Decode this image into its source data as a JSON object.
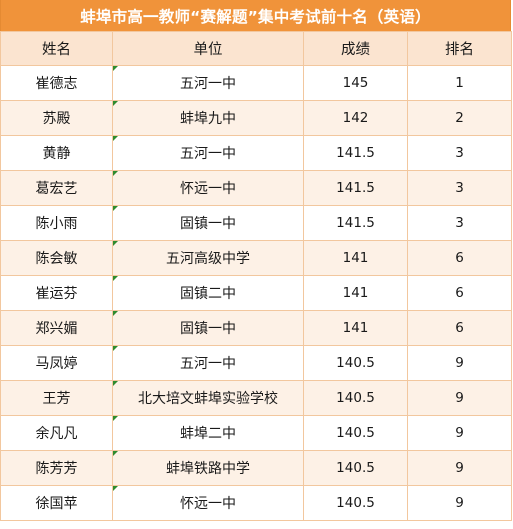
{
  "title": "蚌埠市高一教师“赛解题”集中考试前十名（英语）",
  "headers": {
    "name": "姓名",
    "unit": "单位",
    "score": "成绩",
    "rank": "排名"
  },
  "rows": [
    {
      "name": "崔德志",
      "unit": "五河一中",
      "score": "145",
      "rank": "1"
    },
    {
      "name": "苏殿",
      "unit": "蚌埠九中",
      "score": "142",
      "rank": "2"
    },
    {
      "name": "黄静",
      "unit": "五河一中",
      "score": "141.5",
      "rank": "3"
    },
    {
      "name": "葛宏艺",
      "unit": "怀远一中",
      "score": "141.5",
      "rank": "3"
    },
    {
      "name": "陈小雨",
      "unit": "固镇一中",
      "score": "141.5",
      "rank": "3"
    },
    {
      "name": "陈会敏",
      "unit": "五河高级中学",
      "score": "141",
      "rank": "6"
    },
    {
      "name": "崔运芬",
      "unit": "固镇二中",
      "score": "141",
      "rank": "6"
    },
    {
      "name": "郑兴媚",
      "unit": "固镇一中",
      "score": "141",
      "rank": "6"
    },
    {
      "name": "马凤婷",
      "unit": "五河一中",
      "score": "140.5",
      "rank": "9"
    },
    {
      "name": "王芳",
      "unit": "北大培文蚌埠实验学校",
      "score": "140.5",
      "rank": "9"
    },
    {
      "name": "余凡凡",
      "unit": "蚌埠二中",
      "score": "140.5",
      "rank": "9"
    },
    {
      "name": "陈芳芳",
      "unit": "蚌埠铁路中学",
      "score": "140.5",
      "rank": "9"
    },
    {
      "name": "徐国苹",
      "unit": "怀远一中",
      "score": "140.5",
      "rank": "9"
    }
  ],
  "colors": {
    "title_bg": "#f0933a",
    "header_bg": "#fbe4d0",
    "stripe_bg": "#fdf1e6",
    "border": "#f2c79e",
    "cell_marker": "#2e8b2e"
  }
}
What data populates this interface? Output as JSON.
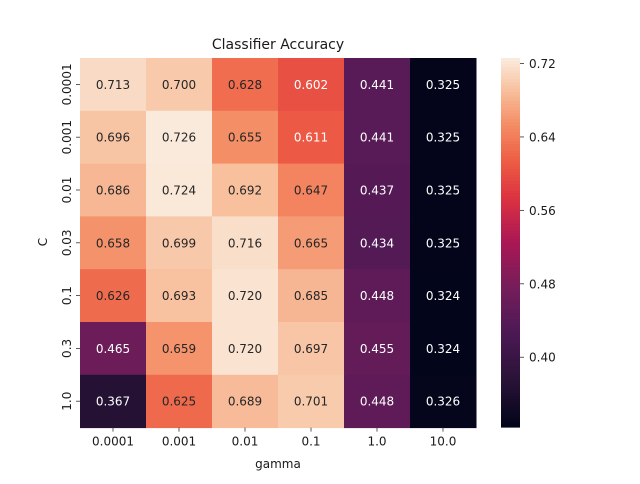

§ **INSTRUCTIONS FOR THE TASK**: Scan the material above for the string "JSON" and return the lines that hold it.

§ **WORKED SOLUTION**:
Decode this image into its source data as a JSON object.
What data populates this interface? Output as JSON.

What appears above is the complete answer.